### Requirement:
Look through the data below and count each line where the word "this" appears. Reply with the count alone.

### Dataset rows:
** Start **
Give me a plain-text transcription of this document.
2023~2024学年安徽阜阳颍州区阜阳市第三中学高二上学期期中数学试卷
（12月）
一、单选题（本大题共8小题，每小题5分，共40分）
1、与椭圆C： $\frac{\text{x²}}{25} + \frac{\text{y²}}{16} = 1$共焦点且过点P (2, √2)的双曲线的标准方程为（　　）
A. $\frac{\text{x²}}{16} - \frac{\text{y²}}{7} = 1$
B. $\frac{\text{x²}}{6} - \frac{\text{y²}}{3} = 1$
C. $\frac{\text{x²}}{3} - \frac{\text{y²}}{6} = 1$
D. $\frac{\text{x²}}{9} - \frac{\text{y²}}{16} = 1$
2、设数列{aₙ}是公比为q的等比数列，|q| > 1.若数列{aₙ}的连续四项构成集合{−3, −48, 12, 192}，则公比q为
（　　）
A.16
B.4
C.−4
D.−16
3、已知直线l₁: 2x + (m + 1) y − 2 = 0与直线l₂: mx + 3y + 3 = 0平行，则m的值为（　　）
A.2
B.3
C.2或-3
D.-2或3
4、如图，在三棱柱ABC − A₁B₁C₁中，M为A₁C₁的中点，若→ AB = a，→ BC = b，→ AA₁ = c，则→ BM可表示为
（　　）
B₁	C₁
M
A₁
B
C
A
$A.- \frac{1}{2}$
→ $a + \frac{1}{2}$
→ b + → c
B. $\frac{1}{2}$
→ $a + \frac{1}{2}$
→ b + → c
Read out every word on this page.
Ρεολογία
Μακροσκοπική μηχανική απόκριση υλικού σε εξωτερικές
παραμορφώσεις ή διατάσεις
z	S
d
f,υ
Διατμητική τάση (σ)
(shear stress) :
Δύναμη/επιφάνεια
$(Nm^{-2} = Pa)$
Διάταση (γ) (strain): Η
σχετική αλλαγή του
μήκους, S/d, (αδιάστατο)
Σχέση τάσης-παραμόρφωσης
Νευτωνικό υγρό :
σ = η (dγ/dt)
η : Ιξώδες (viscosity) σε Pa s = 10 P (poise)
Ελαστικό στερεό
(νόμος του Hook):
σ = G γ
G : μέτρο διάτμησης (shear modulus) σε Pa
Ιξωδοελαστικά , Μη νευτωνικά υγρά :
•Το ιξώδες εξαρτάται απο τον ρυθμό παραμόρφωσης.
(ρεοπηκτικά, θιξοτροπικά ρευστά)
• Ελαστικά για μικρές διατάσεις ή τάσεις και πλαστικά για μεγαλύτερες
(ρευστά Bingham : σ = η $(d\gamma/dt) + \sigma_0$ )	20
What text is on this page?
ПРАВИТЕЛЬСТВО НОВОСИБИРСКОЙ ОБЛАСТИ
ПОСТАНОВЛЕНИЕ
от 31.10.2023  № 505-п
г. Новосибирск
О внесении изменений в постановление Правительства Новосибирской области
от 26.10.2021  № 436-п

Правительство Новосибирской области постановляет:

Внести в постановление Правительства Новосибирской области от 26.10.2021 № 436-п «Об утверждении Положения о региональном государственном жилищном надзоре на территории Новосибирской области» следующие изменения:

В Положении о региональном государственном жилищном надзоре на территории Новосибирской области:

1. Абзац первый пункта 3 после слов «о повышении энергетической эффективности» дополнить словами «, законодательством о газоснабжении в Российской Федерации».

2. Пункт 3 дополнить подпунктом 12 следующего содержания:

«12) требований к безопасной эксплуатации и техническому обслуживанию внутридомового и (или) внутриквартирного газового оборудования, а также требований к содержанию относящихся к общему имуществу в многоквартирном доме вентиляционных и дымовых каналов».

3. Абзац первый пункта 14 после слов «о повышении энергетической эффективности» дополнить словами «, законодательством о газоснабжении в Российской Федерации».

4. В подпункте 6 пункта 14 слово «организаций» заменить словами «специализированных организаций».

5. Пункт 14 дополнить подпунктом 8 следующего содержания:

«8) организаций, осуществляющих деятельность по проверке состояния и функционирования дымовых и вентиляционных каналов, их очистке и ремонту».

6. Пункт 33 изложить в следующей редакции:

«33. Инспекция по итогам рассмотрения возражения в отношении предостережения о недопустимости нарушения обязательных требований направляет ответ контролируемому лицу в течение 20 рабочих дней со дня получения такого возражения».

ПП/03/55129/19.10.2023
** End **
### The response:
3